==== Record list ====

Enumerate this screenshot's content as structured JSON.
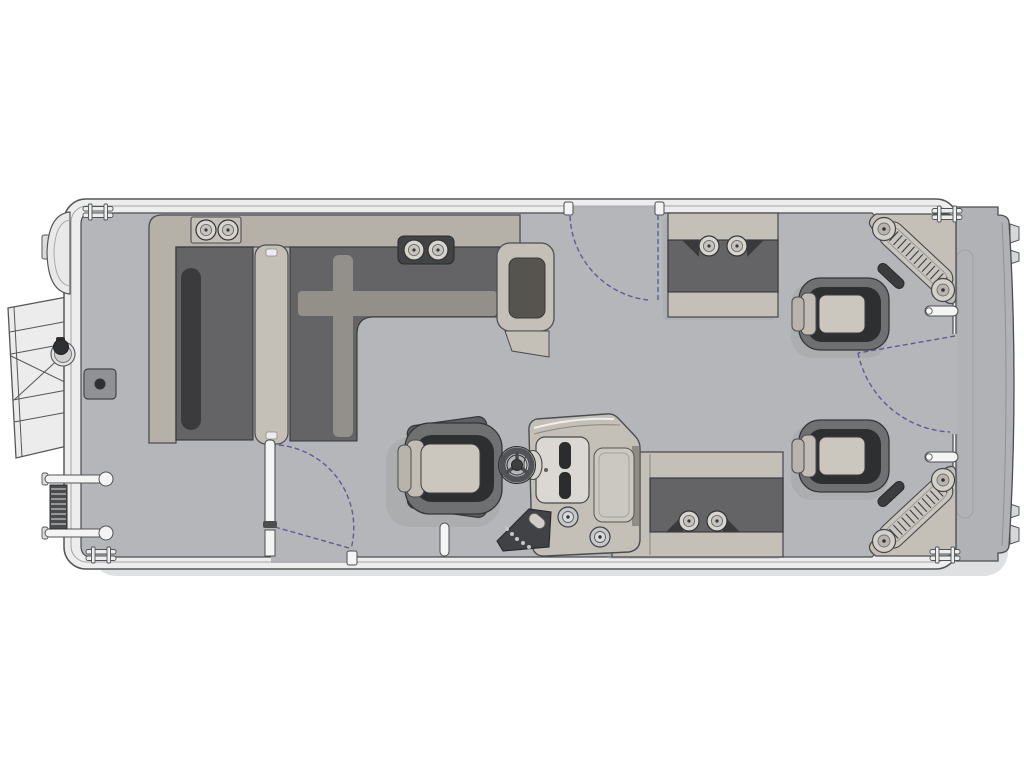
{
  "diagram": {
    "label": "Pontoon boat floor plan - overhead view",
    "type": "boat-floorplan",
    "regions": {
      "bow": [
        "boarding-ramp",
        "bow-nose-cone",
        "l-shaped-lounge",
        "lounge-cup-holders",
        "table-base"
      ],
      "midship": [
        "port-bow-gate",
        "helm-console",
        "steering-wheel",
        "captain-chair",
        "switch-panel",
        "deck-cup-holders",
        "top-entry-gate"
      ],
      "stern": [
        "port-aft-bench",
        "starboard-aft-bench",
        "recliner-seat-port",
        "recliner-seat-starboard",
        "corner-step-pad-port",
        "corner-step-pad-starboard",
        "stern-gate",
        "stern-platform",
        "boarding-ladder",
        "mooring-cleats"
      ]
    },
    "counts": {
      "recliner_seats": 2,
      "corner_step_pads": 2,
      "mooring_cleats": 4,
      "entry_gates": 3,
      "cup_holders": 10
    }
  },
  "palette": {
    "page-bg": "#ffffff",
    "hull": "#ededee",
    "hull-line": "#54575a",
    "deck": "#b4b6b9",
    "deck-line": "#4b4e51",
    "fence": "#f4f4f5",
    "platform": "#b0b2b5",
    "furn-light": "#c4c0b8",
    "furn-back": "#b5b0a8",
    "cushion-dark": "#646466",
    "cushion-darker": "#3b3b3d",
    "shell": "#6f7072",
    "seat-light": "#ccc7be",
    "tray-dark": "#424345",
    "gate-dash": "#5d5d95",
    "shadow": "#dfe0e2"
  }
}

====

The material above holds pictures; copy everything else in it exactly.

Enumerate this screenshot's content as structured JSON.
{
  "diagram": {
    "label": "Pontoon boat floor plan - overhead view",
    "type": "boat-floorplan",
    "regions": {
      "bow": [
        "boarding-ramp",
        "bow-nose-cone",
        "l-shaped-lounge",
        "lounge-cup-holders",
        "table-base"
      ],
      "midship": [
        "port-bow-gate",
        "helm-console",
        "steering-wheel",
        "captain-chair",
        "switch-panel",
        "deck-cup-holders",
        "top-entry-gate"
      ],
      "stern": [
        "port-aft-bench",
        "starboard-aft-bench",
        "recliner-seat-port",
        "recliner-seat-starboard",
        "corner-step-pad-port",
        "corner-step-pad-starboard",
        "stern-gate",
        "stern-platform",
        "boarding-ladder",
        "mooring-cleats"
      ]
    },
    "counts": {
      "recliner_seats": 2,
      "corner_step_pads": 2,
      "mooring_cleats": 4,
      "entry_gates": 3,
      "cup_holders": 10
    }
  },
  "palette": {
    "page-bg": "#ffffff",
    "hull": "#ededee",
    "hull-line": "#54575a",
    "deck": "#b4b6b9",
    "deck-line": "#4b4e51",
    "fence": "#f4f4f5",
    "platform": "#b0b2b5",
    "furn-light": "#c4c0b8",
    "furn-back": "#b5b0a8",
    "cushion-dark": "#646466",
    "cushion-darker": "#3b3b3d",
    "shell": "#6f7072",
    "seat-light": "#ccc7be",
    "tray-dark": "#424345",
    "gate-dash": "#5d5d95",
    "shadow": "#dfe0e2"
  }
}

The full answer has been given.